— WHAT YOU WILL DO —
Your task is to output the data exactly as it stands.

— DATASET RECORDS —

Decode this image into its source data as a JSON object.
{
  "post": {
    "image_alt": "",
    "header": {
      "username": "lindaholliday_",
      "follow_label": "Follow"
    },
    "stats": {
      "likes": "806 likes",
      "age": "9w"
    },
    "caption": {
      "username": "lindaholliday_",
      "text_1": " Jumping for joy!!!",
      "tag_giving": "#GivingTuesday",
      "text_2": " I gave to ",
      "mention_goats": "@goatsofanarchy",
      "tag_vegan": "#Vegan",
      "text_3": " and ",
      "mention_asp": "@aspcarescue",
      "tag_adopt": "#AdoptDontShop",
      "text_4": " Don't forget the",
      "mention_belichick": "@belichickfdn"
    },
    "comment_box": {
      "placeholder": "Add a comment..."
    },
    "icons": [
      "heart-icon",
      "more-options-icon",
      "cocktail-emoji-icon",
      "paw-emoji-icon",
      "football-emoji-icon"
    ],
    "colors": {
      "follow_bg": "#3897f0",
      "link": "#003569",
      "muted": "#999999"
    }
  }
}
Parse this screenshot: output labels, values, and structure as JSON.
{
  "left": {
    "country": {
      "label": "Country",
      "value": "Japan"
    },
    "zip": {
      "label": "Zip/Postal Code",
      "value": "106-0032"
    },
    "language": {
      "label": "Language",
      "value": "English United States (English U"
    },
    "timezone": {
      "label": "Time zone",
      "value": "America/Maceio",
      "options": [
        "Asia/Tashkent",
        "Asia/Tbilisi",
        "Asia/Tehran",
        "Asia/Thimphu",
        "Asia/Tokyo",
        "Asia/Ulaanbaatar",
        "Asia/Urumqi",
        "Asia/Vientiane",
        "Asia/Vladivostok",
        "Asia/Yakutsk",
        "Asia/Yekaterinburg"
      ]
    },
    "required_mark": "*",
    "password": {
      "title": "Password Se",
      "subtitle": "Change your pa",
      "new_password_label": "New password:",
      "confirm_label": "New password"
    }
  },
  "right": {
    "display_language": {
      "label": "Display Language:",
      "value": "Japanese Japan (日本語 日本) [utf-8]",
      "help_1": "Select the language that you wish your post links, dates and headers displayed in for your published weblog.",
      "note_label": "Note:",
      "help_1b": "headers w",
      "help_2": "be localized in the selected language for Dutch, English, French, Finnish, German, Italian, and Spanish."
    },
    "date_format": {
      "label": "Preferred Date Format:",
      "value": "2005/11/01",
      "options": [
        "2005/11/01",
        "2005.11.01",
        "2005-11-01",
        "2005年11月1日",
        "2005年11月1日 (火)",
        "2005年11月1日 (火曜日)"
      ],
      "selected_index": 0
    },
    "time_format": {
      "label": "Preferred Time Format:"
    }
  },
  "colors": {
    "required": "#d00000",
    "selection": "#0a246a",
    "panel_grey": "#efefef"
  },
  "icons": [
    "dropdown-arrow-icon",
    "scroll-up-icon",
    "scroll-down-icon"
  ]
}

— EXERCISE SOLUTION —
Decode this image into its source data as a JSON object.
{
  "post": {
    "image_alt": "",
    "header": {
      "username": "lindaholliday_",
      "follow_label": "Follow"
    },
    "stats": {
      "likes": "806 likes",
      "age": "9w"
    },
    "caption": {
      "username": "lindaholliday_",
      "text_1": " Jumping for joy!!!",
      "tag_giving": "#GivingTuesday",
      "text_2": " I gave to ",
      "mention_goats": "@goatsofanarchy",
      "tag_vegan": "#Vegan",
      "text_3": " and ",
      "mention_asp": "@aspcarescue",
      "tag_adopt": "#AdoptDontShop",
      "text_4": " Don't forget the",
      "mention_belichick": "@belichickfdn"
    },
    "comment_box": {
      "placeholder": "Add a comment..."
    },
    "icons": [
      "heart-icon",
      "more-options-icon",
      "cocktail-emoji-icon",
      "paw-emoji-icon",
      "football-emoji-icon"
    ],
    "colors": {
      "follow_bg": "#3897f0",
      "link": "#003569",
      "muted": "#999999"
    }
  }
}
Parse this screenshot: output labels, values, and structure as JSON.
{
  "left": {
    "country": {
      "label": "Country",
      "value": "Japan"
    },
    "zip": {
      "label": "Zip/Postal Code",
      "value": "106-0032"
    },
    "language": {
      "label": "Language",
      "value": "English United States (English U"
    },
    "timezone": {
      "label": "Time zone",
      "value": "America/Maceio",
      "options": [
        "Asia/Tashkent",
        "Asia/Tbilisi",
        "Asia/Tehran",
        "Asia/Thimphu",
        "Asia/Tokyo",
        "Asia/Ulaanbaatar",
        "Asia/Urumqi",
        "Asia/Vientiane",
        "Asia/Vladivostok",
        "Asia/Yakutsk",
        "Asia/Yekaterinburg"
      ]
    },
    "required_mark": "*",
    "password": {
      "title": "Password Se",
      "subtitle": "Change your pa",
      "new_password_label": "New password:",
      "confirm_label": "New password"
    }
  },
  "right": {
    "display_language": {
      "label": "Display Language:",
      "value": "Japanese Japan (日本語 日本) [utf-8]",
      "help_1": "Select the language that you wish your post links, dates and headers displayed in for your published weblog.",
      "note_label": "Note:",
      "help_1b": "headers w",
      "help_2": "be localized in the selected language for Dutch, English, French, Finnish, German, Italian, and Spanish."
    },
    "date_format": {
      "label": "Preferred Date Format:",
      "value": "2005/11/01",
      "options": [
        "2005/11/01",
        "2005.11.01",
        "2005-11-01",
        "2005年11月1日",
        "2005年11月1日 (火)",
        "2005年11月1日 (火曜日)"
      ],
      "selected_index": 0
    },
    "time_format": {
      "label": "Preferred Time Format:"
    }
  },
  "colors": {
    "required": "#d00000",
    "selection": "#0a246a",
    "panel_grey": "#efefef"
  },
  "icons": [
    "dropdown-arrow-icon",
    "scroll-up-icon",
    "scroll-down-icon"
  ]
}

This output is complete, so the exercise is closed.